Quote the records verbatim from their first line up to and including the line that contains "55, 863, 69]".

○ ○ ○ ○ ○ ○ ○

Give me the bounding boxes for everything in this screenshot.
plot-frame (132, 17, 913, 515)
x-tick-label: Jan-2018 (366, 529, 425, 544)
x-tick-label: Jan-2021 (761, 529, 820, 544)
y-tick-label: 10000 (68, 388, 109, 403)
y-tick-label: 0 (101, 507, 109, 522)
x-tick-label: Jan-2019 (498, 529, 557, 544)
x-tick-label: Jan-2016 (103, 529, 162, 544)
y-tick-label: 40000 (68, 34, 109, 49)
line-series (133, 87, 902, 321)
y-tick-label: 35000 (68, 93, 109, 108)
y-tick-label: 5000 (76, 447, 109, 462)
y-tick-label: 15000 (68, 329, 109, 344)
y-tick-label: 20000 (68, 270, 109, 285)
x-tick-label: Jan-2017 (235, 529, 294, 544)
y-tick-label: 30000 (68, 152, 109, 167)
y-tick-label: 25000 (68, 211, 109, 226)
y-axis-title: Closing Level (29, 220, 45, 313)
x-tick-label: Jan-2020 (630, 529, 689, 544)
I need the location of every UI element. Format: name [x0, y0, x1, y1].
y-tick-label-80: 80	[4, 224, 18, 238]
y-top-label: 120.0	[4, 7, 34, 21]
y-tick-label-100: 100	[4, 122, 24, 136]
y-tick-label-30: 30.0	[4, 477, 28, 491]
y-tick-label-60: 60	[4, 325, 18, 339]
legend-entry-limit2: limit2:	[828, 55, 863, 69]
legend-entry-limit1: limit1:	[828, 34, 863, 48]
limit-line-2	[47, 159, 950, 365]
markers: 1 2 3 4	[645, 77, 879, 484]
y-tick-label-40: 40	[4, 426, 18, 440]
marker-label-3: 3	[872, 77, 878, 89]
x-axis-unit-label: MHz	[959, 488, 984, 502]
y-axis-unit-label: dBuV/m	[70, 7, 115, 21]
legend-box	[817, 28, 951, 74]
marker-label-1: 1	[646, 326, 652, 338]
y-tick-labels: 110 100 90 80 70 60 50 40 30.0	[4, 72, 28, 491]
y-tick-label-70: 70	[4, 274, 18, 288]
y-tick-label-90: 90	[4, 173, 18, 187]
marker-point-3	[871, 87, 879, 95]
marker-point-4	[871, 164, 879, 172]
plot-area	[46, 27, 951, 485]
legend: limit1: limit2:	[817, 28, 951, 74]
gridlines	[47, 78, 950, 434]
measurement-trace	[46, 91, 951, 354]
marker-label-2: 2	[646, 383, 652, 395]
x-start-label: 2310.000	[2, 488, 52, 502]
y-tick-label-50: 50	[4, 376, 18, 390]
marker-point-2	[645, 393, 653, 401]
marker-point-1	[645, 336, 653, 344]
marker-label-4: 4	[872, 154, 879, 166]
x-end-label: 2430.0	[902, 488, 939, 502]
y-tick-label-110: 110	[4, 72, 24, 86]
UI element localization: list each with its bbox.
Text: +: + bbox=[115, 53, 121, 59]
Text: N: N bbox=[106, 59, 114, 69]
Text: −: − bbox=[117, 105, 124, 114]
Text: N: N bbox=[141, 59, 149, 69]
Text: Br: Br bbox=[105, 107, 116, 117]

○ ○ ○ ○ ○ ○ ○

ANSWER TO THE EXERCISE:
Give me the bounding boxes for everything in this screenshot.
plot-frame (132, 17, 913, 515)
x-tick-label: Jan-2018 (366, 529, 425, 544)
x-tick-label: Jan-2021 (761, 529, 820, 544)
y-tick-label: 10000 (68, 388, 109, 403)
y-tick-label: 0 (101, 507, 109, 522)
x-tick-label: Jan-2019 (498, 529, 557, 544)
x-tick-label: Jan-2016 (103, 529, 162, 544)
y-tick-label: 40000 (68, 34, 109, 49)
line-series (133, 87, 902, 321)
y-tick-label: 35000 (68, 93, 109, 108)
y-tick-label: 5000 (76, 447, 109, 462)
y-tick-label: 15000 (68, 329, 109, 344)
y-tick-label: 20000 (68, 270, 109, 285)
x-tick-label: Jan-2017 (235, 529, 294, 544)
y-tick-label: 30000 (68, 152, 109, 167)
y-tick-label: 25000 (68, 211, 109, 226)
y-axis-title: Closing Level (29, 220, 45, 313)
x-tick-label: Jan-2020 (630, 529, 689, 544)
I need the location of every UI element. Format: name [x0, y0, x1, y1].
y-tick-label-80: 80	[4, 224, 18, 238]
y-top-label: 120.0	[4, 7, 34, 21]
y-tick-label-100: 100	[4, 122, 24, 136]
y-tick-label-30: 30.0	[4, 477, 28, 491]
y-tick-label-60: 60	[4, 325, 18, 339]
legend-entry-limit2: limit2:	[828, 55, 863, 69]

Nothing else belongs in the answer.